*GIVEN INSTRUCTION*. Search the listing below for the string "JSON" and show each line that contains it.
— BEGIN —
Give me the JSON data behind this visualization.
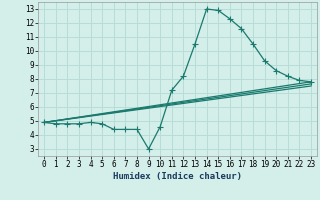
{
  "xlabel": "Humidex (Indice chaleur)",
  "background_color": "#d4eeea",
  "grid_color": "#b8ddd8",
  "line_color": "#1a7a6e",
  "xlim": [
    -0.5,
    23.5
  ],
  "ylim": [
    2.5,
    13.5
  ],
  "xticks": [
    0,
    1,
    2,
    3,
    4,
    5,
    6,
    7,
    8,
    9,
    10,
    11,
    12,
    13,
    14,
    15,
    16,
    17,
    18,
    19,
    20,
    21,
    22,
    23
  ],
  "yticks": [
    3,
    4,
    5,
    6,
    7,
    8,
    9,
    10,
    11,
    12,
    13
  ],
  "curve1_x": [
    0,
    1,
    2,
    3,
    4,
    5,
    6,
    7,
    8,
    9,
    10,
    11,
    12,
    13,
    14,
    15,
    16,
    17,
    18,
    19,
    20,
    21,
    22,
    23
  ],
  "curve1_y": [
    4.9,
    4.8,
    4.8,
    4.8,
    4.9,
    4.8,
    4.4,
    4.4,
    4.4,
    3.0,
    4.6,
    7.2,
    8.2,
    10.5,
    13.0,
    12.9,
    12.3,
    11.6,
    10.5,
    9.3,
    8.6,
    8.2,
    7.9,
    7.8
  ],
  "curve2_x": [
    0,
    23
  ],
  "curve2_y": [
    4.9,
    7.8
  ],
  "curve3_x": [
    0,
    23
  ],
  "curve3_y": [
    4.9,
    7.65
  ],
  "curve4_x": [
    0,
    23
  ],
  "curve4_y": [
    4.9,
    7.5
  ],
  "marker": "+",
  "markersize": 4,
  "linewidth": 0.9,
  "xlabel_color": "#1a3a5e",
  "xlabel_fontsize": 6.5,
  "tick_fontsize": 5.5
}
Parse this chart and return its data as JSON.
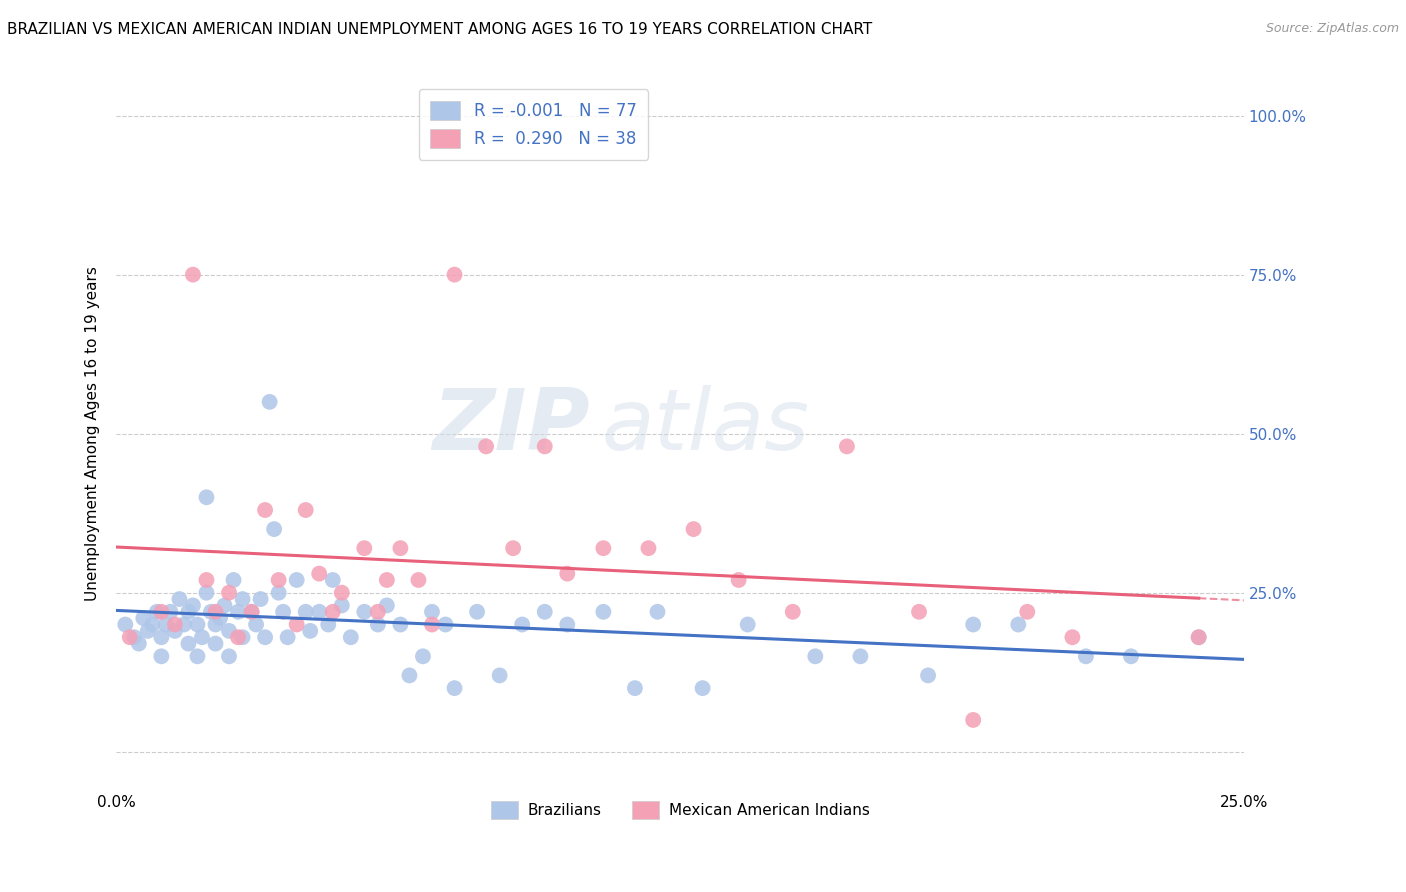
— END —
*OUTPUT FOR THIS TASK*.
Give me the JSON data behind this visualization.
Parse this chart and return its data as JSON.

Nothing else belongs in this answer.